* Aim *
How many lines in this material include the string "name"? Answer with the number and nothing further.

>> Begin

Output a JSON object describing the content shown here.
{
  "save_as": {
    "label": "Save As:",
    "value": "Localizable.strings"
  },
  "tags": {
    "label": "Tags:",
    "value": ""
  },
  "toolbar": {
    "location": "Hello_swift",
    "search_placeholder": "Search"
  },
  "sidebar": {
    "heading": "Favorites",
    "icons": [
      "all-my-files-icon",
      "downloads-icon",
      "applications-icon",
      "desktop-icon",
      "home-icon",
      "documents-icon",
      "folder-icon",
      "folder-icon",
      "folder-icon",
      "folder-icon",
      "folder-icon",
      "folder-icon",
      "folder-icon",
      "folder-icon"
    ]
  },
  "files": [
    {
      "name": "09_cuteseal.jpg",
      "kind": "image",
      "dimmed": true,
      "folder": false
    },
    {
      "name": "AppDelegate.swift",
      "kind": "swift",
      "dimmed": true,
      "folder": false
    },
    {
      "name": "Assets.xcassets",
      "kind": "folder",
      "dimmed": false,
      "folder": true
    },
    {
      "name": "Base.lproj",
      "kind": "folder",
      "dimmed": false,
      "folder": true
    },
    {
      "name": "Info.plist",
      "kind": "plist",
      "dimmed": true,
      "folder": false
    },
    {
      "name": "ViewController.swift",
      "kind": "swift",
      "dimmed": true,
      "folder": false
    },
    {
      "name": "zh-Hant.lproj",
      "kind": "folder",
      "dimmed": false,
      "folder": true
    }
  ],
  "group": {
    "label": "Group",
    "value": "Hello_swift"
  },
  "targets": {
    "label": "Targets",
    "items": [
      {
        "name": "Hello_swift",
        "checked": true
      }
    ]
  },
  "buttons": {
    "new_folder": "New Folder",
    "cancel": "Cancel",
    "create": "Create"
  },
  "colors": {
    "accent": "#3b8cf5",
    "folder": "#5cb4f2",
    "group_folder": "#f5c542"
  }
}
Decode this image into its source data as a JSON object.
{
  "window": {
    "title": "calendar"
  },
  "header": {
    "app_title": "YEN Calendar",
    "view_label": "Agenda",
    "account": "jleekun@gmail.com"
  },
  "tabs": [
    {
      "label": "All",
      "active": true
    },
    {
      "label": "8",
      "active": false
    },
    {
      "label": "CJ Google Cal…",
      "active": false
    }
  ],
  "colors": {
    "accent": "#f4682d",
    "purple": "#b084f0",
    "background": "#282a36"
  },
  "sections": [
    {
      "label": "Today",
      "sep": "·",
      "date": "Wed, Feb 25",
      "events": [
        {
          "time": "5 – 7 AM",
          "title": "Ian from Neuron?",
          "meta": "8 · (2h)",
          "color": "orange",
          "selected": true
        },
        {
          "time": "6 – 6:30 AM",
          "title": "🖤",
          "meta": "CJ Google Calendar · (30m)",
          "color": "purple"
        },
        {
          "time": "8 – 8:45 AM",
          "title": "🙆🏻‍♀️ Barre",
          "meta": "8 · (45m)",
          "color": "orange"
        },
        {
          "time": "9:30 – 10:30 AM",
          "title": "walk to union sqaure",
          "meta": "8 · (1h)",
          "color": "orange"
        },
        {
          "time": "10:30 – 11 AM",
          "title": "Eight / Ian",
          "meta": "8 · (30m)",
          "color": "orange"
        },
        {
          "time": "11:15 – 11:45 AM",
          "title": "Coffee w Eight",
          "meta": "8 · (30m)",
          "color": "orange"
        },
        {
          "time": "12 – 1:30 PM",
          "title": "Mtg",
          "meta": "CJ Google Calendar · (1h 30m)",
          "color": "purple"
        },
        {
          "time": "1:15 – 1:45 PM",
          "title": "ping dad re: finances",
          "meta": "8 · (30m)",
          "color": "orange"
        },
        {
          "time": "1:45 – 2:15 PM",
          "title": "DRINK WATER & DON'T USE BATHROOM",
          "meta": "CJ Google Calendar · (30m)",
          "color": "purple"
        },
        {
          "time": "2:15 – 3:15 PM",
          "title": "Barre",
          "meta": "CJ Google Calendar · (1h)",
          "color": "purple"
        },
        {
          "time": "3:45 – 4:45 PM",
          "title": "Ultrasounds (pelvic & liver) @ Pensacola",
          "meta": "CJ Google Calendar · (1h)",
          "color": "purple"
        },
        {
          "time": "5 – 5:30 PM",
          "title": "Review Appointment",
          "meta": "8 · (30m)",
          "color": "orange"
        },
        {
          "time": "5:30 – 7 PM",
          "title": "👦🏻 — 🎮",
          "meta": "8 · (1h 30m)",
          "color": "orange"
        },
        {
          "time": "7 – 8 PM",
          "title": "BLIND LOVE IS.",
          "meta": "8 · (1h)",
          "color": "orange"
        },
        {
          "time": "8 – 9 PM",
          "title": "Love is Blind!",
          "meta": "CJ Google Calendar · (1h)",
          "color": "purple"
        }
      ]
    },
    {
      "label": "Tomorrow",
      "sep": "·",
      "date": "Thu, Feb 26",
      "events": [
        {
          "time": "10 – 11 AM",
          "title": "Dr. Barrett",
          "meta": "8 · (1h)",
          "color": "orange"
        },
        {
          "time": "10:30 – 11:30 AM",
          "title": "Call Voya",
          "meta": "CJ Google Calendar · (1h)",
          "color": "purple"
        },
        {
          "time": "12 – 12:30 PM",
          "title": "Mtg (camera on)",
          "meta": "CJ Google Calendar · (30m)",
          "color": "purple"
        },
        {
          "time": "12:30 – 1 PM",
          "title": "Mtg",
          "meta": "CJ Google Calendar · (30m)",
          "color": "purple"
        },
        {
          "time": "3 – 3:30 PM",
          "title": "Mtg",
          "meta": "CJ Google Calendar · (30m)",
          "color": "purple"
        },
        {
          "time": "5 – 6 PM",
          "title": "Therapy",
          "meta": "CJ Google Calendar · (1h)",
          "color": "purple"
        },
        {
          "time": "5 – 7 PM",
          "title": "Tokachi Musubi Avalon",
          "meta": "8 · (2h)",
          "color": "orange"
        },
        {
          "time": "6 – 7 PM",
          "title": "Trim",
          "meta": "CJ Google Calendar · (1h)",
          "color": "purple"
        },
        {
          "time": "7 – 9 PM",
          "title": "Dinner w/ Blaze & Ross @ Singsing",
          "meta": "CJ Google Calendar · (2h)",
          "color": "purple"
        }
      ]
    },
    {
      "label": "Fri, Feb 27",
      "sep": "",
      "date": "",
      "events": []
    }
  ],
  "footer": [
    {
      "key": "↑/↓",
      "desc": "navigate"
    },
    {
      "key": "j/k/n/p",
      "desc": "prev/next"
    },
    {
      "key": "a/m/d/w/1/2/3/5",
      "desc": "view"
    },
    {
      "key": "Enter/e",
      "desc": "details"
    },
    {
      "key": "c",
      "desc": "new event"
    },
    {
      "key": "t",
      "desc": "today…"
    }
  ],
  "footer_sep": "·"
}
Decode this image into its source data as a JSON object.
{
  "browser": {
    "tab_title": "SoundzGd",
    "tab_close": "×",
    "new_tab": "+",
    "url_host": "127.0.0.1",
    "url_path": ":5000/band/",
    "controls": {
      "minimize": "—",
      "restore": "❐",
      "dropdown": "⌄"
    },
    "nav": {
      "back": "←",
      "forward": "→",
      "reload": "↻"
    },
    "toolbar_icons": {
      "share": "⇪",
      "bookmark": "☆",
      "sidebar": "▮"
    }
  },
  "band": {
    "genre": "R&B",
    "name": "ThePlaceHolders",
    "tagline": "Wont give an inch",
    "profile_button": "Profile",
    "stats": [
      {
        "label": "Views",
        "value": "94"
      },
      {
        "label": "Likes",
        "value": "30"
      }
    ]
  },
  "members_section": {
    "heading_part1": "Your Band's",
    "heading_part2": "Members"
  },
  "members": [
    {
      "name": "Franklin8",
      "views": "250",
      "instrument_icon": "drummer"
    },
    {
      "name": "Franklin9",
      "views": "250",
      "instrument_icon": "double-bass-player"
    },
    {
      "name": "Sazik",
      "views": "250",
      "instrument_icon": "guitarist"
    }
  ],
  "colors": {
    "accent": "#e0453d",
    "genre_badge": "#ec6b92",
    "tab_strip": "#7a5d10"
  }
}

>> End

* Complete output *
12